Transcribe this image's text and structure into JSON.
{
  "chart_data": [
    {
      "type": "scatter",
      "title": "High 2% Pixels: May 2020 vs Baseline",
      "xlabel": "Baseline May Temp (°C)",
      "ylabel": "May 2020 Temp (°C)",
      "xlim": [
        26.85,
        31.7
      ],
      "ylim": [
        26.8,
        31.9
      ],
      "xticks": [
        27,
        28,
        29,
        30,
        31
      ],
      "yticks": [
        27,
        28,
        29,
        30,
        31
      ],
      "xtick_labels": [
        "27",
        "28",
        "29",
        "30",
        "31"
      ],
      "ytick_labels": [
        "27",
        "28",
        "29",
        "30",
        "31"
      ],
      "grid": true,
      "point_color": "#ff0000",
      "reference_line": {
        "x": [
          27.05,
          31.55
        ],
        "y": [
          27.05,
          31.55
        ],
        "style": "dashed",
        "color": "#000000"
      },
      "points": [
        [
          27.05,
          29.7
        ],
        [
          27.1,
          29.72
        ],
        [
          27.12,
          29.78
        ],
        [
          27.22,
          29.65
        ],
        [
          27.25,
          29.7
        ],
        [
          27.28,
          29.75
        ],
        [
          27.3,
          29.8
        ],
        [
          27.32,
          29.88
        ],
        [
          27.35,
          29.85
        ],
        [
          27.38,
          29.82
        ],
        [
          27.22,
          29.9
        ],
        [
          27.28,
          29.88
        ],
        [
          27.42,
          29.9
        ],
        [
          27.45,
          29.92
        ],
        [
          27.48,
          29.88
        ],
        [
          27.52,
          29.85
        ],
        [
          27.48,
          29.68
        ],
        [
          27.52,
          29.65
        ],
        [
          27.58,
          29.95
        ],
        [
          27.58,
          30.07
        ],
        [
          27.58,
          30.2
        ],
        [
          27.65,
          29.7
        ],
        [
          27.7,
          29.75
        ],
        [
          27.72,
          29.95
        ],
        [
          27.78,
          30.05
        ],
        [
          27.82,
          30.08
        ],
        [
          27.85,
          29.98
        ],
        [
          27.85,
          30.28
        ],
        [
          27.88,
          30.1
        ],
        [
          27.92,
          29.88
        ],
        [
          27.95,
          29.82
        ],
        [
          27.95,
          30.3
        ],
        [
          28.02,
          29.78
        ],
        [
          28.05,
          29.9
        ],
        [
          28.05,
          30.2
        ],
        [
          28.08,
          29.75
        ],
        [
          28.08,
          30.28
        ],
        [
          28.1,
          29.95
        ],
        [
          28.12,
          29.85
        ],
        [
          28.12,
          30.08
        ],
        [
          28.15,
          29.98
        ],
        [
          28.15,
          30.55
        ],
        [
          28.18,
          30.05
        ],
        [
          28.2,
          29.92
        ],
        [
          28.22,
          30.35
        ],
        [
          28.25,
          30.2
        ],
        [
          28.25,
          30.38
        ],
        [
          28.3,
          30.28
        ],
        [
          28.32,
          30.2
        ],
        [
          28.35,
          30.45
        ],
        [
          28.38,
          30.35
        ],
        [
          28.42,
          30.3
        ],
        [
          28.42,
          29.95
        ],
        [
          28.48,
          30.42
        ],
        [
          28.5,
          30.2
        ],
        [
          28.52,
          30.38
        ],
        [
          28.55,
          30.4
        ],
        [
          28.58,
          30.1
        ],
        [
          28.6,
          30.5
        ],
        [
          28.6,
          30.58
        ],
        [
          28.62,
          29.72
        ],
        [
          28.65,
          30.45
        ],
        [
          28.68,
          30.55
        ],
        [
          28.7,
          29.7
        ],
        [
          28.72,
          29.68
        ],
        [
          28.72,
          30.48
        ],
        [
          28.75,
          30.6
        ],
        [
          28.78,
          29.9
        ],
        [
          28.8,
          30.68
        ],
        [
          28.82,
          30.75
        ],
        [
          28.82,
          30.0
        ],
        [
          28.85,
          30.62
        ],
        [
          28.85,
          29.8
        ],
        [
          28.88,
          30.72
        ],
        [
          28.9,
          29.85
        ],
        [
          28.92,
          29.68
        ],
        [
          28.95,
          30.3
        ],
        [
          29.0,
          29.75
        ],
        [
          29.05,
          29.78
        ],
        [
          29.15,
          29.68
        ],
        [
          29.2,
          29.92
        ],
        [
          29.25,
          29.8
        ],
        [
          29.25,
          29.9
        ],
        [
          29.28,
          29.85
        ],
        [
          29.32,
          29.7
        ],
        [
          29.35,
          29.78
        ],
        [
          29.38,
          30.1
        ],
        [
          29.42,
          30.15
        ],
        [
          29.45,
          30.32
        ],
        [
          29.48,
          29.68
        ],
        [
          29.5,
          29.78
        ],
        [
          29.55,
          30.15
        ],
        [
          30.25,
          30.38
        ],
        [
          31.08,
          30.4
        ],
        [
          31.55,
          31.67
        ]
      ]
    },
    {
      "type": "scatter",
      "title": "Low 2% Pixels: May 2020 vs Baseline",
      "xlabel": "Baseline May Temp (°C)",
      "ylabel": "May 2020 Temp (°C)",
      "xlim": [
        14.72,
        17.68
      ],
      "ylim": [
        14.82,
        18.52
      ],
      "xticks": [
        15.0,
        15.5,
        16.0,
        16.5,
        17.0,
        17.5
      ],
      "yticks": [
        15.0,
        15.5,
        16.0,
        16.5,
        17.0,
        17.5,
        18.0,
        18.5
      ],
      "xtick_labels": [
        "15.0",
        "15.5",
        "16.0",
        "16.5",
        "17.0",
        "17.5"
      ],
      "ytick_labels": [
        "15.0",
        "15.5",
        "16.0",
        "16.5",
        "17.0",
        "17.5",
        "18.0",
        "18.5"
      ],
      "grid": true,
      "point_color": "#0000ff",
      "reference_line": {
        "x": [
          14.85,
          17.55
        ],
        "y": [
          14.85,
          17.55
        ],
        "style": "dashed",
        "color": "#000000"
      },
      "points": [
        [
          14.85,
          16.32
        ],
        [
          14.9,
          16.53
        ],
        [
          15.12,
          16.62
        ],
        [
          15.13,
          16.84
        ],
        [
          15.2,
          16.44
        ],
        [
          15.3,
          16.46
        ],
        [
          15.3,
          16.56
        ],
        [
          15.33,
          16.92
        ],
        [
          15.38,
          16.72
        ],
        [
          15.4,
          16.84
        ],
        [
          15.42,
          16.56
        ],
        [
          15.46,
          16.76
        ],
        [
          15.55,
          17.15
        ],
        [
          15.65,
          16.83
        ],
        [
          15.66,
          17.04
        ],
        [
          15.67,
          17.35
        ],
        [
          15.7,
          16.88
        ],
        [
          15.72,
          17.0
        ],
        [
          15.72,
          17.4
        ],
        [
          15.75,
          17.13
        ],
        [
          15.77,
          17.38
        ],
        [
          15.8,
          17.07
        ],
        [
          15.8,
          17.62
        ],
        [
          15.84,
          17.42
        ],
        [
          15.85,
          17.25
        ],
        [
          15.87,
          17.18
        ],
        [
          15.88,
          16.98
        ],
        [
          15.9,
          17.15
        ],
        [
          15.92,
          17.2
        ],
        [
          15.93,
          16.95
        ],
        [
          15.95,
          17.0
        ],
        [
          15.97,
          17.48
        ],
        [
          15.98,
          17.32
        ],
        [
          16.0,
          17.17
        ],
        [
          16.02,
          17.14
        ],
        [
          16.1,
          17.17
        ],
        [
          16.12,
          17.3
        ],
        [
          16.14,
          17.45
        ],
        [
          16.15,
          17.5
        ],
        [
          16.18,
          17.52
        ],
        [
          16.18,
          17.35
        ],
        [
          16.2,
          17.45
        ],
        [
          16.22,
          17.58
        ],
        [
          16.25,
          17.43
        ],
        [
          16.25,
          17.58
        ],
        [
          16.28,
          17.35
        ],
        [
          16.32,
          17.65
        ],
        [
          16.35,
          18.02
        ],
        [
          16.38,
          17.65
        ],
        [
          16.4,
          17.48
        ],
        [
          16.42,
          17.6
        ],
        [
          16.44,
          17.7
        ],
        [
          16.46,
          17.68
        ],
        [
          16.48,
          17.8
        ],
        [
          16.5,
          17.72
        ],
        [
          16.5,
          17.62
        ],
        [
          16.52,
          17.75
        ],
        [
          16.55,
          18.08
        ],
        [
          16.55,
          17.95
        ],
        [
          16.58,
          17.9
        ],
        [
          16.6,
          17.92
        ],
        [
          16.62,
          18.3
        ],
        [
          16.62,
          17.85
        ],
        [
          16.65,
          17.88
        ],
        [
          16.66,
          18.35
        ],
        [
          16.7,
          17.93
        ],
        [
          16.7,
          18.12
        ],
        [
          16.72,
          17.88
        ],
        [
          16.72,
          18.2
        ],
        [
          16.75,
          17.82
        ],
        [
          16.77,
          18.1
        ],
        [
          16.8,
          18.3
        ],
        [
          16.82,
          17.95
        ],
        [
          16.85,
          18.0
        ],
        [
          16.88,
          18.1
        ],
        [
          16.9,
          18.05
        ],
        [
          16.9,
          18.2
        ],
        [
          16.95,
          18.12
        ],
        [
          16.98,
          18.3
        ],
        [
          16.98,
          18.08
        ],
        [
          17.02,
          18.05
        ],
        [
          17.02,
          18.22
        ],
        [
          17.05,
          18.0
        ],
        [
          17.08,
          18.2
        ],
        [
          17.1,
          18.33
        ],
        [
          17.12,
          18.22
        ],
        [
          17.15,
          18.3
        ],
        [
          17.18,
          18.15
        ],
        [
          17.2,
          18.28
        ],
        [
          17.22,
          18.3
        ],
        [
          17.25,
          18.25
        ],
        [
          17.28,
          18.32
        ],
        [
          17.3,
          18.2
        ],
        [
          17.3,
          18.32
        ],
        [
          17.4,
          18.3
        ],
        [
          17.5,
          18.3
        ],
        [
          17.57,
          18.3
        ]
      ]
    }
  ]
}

************

Working from the entries above, return all lines that contain "Baseline".

      "title": "High 2% Pixels: May 2020 vs Baseline",
      "xlabel": "Baseline May Temp (°C)",
      "title": "Low 2% Pixels: May 2020 vs Baseline",
      "xlabel": "Baseline May Temp (°C)",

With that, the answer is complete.